PROVIDED INFORMATION
◆ ◆ ◆ ◆ ◆
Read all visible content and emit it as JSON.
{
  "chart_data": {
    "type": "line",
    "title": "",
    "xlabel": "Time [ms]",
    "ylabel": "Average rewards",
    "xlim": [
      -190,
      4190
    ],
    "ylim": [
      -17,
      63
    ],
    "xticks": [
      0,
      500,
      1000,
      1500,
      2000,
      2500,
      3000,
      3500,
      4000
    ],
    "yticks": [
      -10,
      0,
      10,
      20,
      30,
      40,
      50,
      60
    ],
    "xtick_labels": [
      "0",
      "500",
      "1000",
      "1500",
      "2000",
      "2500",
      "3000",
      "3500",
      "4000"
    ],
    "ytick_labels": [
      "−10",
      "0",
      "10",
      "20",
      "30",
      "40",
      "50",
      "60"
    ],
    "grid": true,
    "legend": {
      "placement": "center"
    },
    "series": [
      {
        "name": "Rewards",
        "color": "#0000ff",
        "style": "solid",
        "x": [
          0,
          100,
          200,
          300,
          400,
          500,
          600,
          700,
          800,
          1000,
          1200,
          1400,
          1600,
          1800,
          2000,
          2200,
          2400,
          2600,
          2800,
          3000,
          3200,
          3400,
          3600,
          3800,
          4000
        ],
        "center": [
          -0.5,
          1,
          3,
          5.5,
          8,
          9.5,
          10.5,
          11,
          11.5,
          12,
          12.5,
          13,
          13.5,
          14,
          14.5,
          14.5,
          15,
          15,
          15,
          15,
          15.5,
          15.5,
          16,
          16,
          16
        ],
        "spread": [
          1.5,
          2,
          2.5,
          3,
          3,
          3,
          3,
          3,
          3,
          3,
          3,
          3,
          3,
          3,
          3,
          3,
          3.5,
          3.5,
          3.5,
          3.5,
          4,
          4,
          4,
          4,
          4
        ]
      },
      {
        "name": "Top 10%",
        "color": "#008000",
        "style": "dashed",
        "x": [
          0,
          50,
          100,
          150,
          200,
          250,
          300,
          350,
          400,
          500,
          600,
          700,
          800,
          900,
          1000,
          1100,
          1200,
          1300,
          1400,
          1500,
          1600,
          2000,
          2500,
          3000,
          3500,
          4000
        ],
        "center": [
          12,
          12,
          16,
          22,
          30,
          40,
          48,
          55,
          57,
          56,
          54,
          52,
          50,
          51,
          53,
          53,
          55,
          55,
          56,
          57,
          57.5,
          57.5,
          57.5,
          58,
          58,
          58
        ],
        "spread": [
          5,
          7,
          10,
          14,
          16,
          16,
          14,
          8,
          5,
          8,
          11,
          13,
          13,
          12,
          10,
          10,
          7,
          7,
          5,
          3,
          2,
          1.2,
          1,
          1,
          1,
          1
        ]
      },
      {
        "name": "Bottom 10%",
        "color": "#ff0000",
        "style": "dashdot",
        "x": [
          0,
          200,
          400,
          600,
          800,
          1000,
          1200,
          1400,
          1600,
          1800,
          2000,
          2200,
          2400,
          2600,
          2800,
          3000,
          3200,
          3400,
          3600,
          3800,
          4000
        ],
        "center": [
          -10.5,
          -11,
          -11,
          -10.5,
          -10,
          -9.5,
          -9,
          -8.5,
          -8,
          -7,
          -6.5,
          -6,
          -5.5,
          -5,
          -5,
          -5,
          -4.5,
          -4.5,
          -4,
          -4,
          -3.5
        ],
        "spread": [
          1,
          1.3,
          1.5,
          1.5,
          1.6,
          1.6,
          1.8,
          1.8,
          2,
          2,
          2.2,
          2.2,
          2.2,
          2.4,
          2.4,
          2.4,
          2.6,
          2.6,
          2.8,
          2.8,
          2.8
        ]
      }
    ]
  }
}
◆ ◆ ◆ ◆ ◆
REQUIREMENT
Would you restate each of the entries word for word?

EXPECTED ANSWER
Read all visible content and emit it as JSON.
{
  "chart_data": {
    "type": "line",
    "title": "",
    "xlabel": "Time [ms]",
    "ylabel": "Average rewards",
    "xlim": [
      -190,
      4190
    ],
    "ylim": [
      -17,
      63
    ],
    "xticks": [
      0,
      500,
      1000,
      1500,
      2000,
      2500,
      3000,
      3500,
      4000
    ],
    "yticks": [
      -10,
      0,
      10,
      20,
      30,
      40,
      50,
      60
    ],
    "xtick_labels": [
      "0",
      "500",
      "1000",
      "1500",
      "2000",
      "2500",
      "3000",
      "3500",
      "4000"
    ],
    "ytick_labels": [
      "−10",
      "0",
      "10",
      "20",
      "30",
      "40",
      "50",
      "60"
    ],
    "grid": true,
    "legend": {
      "placement": "center"
    },
    "series": [
      {
        "name": "Rewards",
        "color": "#0000ff",
        "style": "solid",
        "x": [
          0,
          100,
          200,
          300,
          400,
          500,
          600,
          700,
          800,
          1000,
          1200,
          1400,
          1600,
          1800,
          2000,
          2200,
          2400,
          2600,
          2800,
          3000,
          3200,
          3400,
          3600,
          3800,
          4000
        ],
        "center": [
          -0.5,
          1,
          3,
          5.5,
          8,
          9.5,
          10.5,
          11,
          11.5,
          12,
          12.5,
          13,
          13.5,
          14,
          14.5,
          14.5,
          15,
          15,
          15,
          15,
          15.5,
          15.5,
          16,
          16,
          16
        ],
        "spread": [
          1.5,
          2,
          2.5,
          3,
          3,
          3,
          3,
          3,
          3,
          3,
          3,
          3,
          3,
          3,
          3,
          3,
          3.5,
          3.5,
          3.5,
          3.5,
          4,
          4,
          4,
          4,
          4
        ]
      },
      {
        "name": "Top 10%",
        "color": "#008000",
        "style": "dashed",
        "x": [
          0,
          50,
          100,
          150,
          200,
          250,
          300,
          350,
          400,
          500,
          600,
          700,
          800,
          900,
          1000,
          1100,
          1200,
          1300,
          1400,
          1500,
          1600,
          2000,
          2500,
          3000,
          3500,
          4000
        ],
        "center": [
          12,
          12,
          16,
          22,
          30,
          40,
          48,
          55,
          57,
          56,
          54,
          52,
          50,
          51,
          53,
          53,
          55,
          55,
          56,
          57,
          57.5,
          57.5,
          57.5,
          58,
          58,
          58
        ],
        "spread": [
          5,
          7,
          10,
          14,
          16,
          16,
          14,
          8,
          5,
          8,
          11,
          13,
          13,
          12,
          10,
          10,
          7,
          7,
          5,
          3,
          2,
          1.2,
          1,
          1,
          1,
          1
        ]
      },
      {
        "name": "Bottom 10%",
        "color": "#ff0000",
        "style": "dashdot",
        "x": [
          0,
          200,
          400,
          600,
          800,
          1000,
          1200,
          1400,
          1600,
          1800,
          2000,
          2200,
          2400,
          2600,
          2800,
          3000,
          3200,
          3400,
          3600,
          3800,
          4000
        ],
        "center": [
          -10.5,
          -11,
          -11,
          -10.5,
          -10,
          -9.5,
          -9,
          -8.5,
          -8,
          -7,
          -6.5,
          -6,
          -5.5,
          -5,
          -5,
          -5,
          -4.5,
          -4.5,
          -4,
          -4,
          -3.5
        ],
        "spread": [
          1,
          1.3,
          1.5,
          1.5,
          1.6,
          1.6,
          1.8,
          1.8,
          2,
          2,
          2.2,
          2.2,
          2.2,
          2.4,
          2.4,
          2.4,
          2.6,
          2.6,
          2.8,
          2.8,
          2.8
        ]
      }
    ]
  }
}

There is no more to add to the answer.